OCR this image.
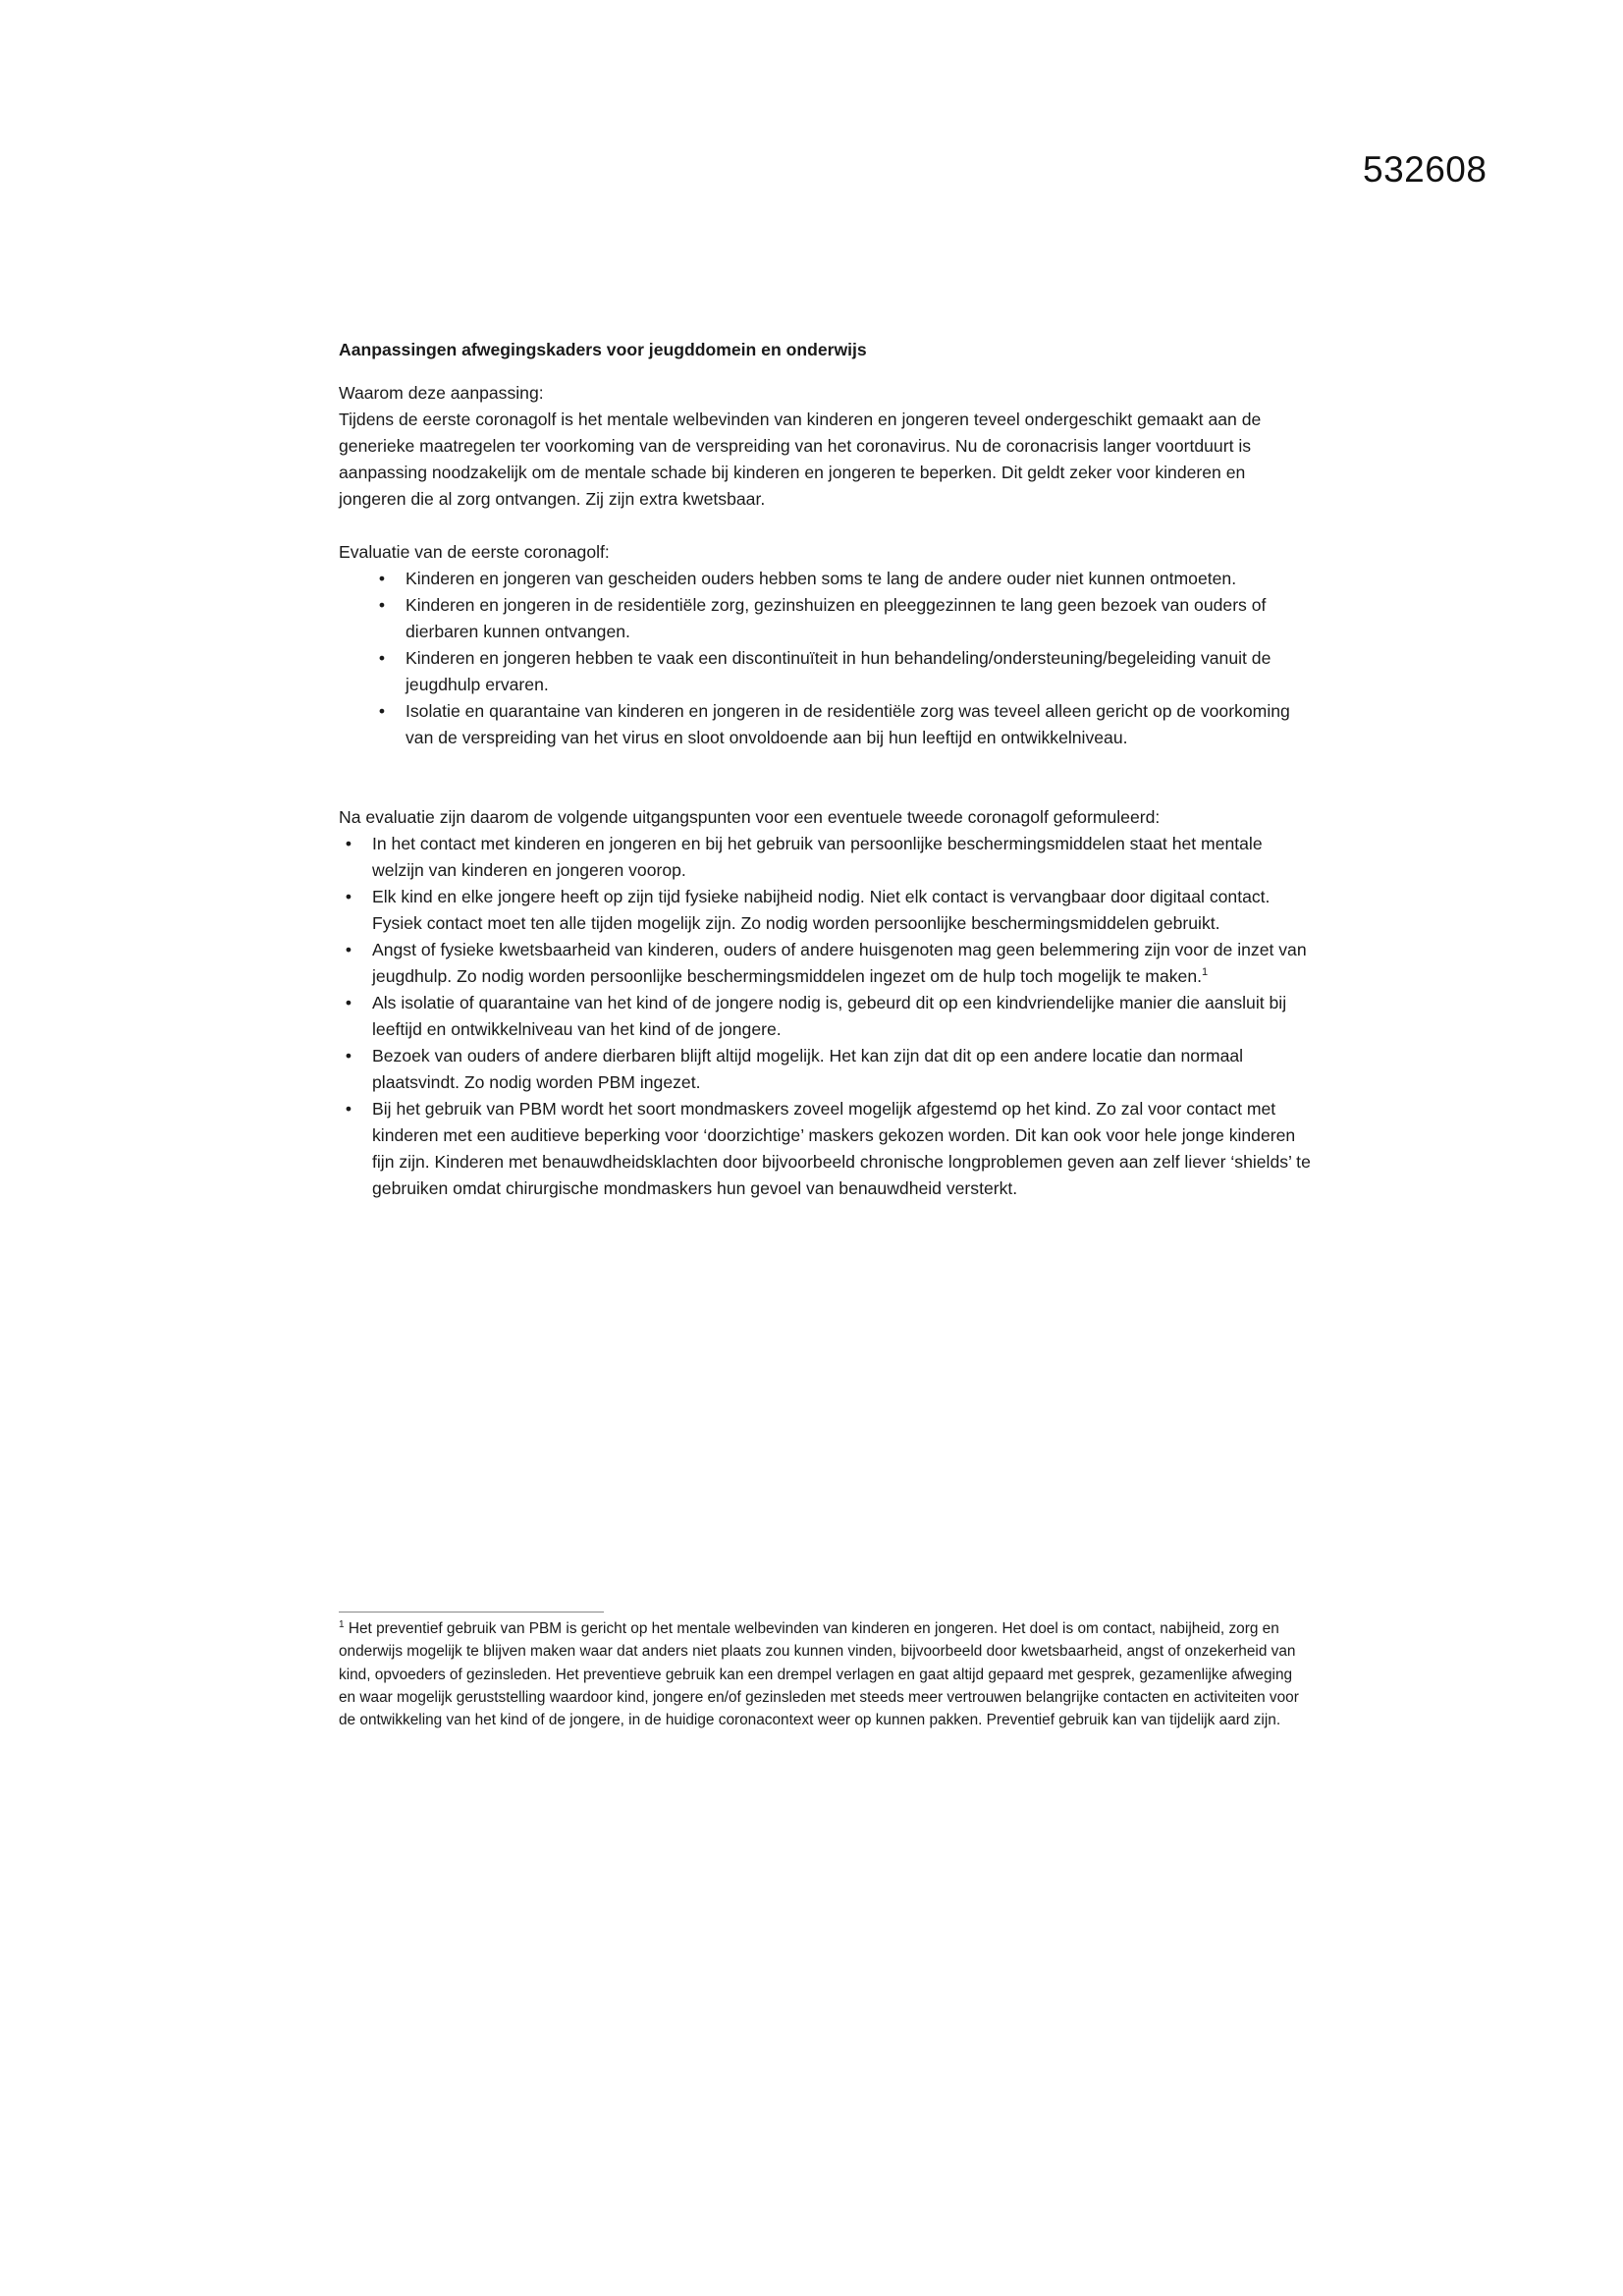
532608

Aanpassingen afwegingskaders voor jeugddomein en onderwijs

Waarom deze aanpassing:

Tijdens de eerste coronagolf is het mentale welbevinden van kinderen en jongeren teveel ondergeschikt gemaakt aan de generieke maatregelen ter voorkoming van de verspreiding van het coronavirus. Nu de coronacrisis langer voortduurt is aanpassing noodzakelijk om de mentale schade bij kinderen en jongeren te beperken. Dit geldt zeker voor kinderen en jongeren die al zorg ontvangen. Zij zijn extra kwetsbaar.

Evaluatie van de eerste coronagolf:

•	Kinderen en jongeren van gescheiden ouders hebben soms te lang de andere ouder niet kunnen ontmoeten.
•	Kinderen en jongeren in de residentiële zorg, gezinshuizen en pleeggezinnen te lang geen bezoek van ouders of dierbaren kunnen ontvangen.
•	Kinderen en jongeren hebben te vaak een discontinuïteit in hun behandeling/ondersteuning/begeleiding vanuit de jeugdhulp ervaren.
•	Isolatie en quarantaine van kinderen en jongeren in de residentiële zorg was teveel alleen gericht op de voorkoming van de verspreiding van het virus en sloot onvoldoende aan bij hun leeftijd en ontwikkelniveau.

Na evaluatie zijn daarom de volgende uitgangspunten voor een eventuele tweede coronagolf geformuleerd:

•	In het contact met kinderen en jongeren en bij het gebruik van persoonlijke beschermingsmiddelen staat het mentale welzijn van kinderen en jongeren voorop.
•	Elk kind en elke jongere heeft op zijn tijd fysieke nabijheid nodig. Niet elk contact is vervangbaar door digitaal contact. Fysiek contact moet ten alle tijden mogelijk zijn. Zo nodig worden persoonlijke beschermingsmiddelen gebruikt.
•	Angst of fysieke kwetsbaarheid van kinderen, ouders of andere huisgenoten mag geen belemmering zijn voor de inzet van jeugdhulp. Zo nodig worden persoonlijke beschermingsmiddelen ingezet om de hulp toch mogelijk te maken.$^1$
•	Als isolatie of quarantaine van het kind of de jongere nodig is, gebeurd dit op een kindvriendelijke manier die aansluit bij leeftijd en ontwikkelniveau van het kind of de jongere.
•	Bezoek van ouders of andere dierbaren blijft altijd mogelijk. Het kan zijn dat dit op een andere locatie dan normaal plaatsvindt. Zo nodig worden PBM ingezet.
•	Bij het gebruik van PBM wordt het soort mondmaskers zoveel mogelijk afgestemd op het kind. Zo zal voor contact met kinderen met een auditieve beperking voor ‘doorzichtige’ maskers gekozen worden. Dit kan ook voor hele jonge kinderen fijn zijn. Kinderen met benauwdheidsklachten door bijvoorbeeld chronische longproblemen geven aan zelf liever ‘shields’ te gebruiken omdat chirurgische mondmaskers hun gevoel van benauwdheid versterkt.
$^1$ Het preventief gebruik van PBM is gericht op het mentale welbevinden van kinderen en jongeren. Het doel is om contact, nabijheid, zorg en onderwijs mogelijk te blijven maken waar dat anders niet plaats zou kunnen vinden, bijvoorbeeld door kwetsbaarheid, angst of onzekerheid van kind, opvoeders of gezinsleden. Het preventieve gebruik kan een drempel verlagen en gaat altijd gepaard met gesprek, gezamenlijke afweging en waar mogelijk geruststelling waardoor kind, jongere en/of gezinsleden met steeds meer vertrouwen belangrijke contacten en activiteiten voor de ontwikkeling van het kind of de jongere, in de huidige coronacontext weer op kunnen pakken. Preventief gebruik kan van tijdelijk aard zijn.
§
ASSIGNMENT: Copy every line of the material in which the word "coronagolf" occurs.

SOLUTION TO THIS EXERCISE:
Tijdens de eerste coronagolf is het mentale welbevinden van kinderen en jongeren teveel ondergeschikt gemaakt aan de generieke maatregelen ter voorkoming van de verspreiding van het coronavirus. Nu de coronacrisis langer voortduurt is aanpassing noodzakelijk om de mentale schade bij kinderen en jongeren te beperken. Dit geldt zeker voor kinderen en jongeren die al zorg ontvangen. Zij zijn extra kwetsbaar.
Evaluatie van de eerste coronagolf:
Na evaluatie zijn daarom de volgende uitgangspunten voor een eventuele tweede coronagolf geformuleerd:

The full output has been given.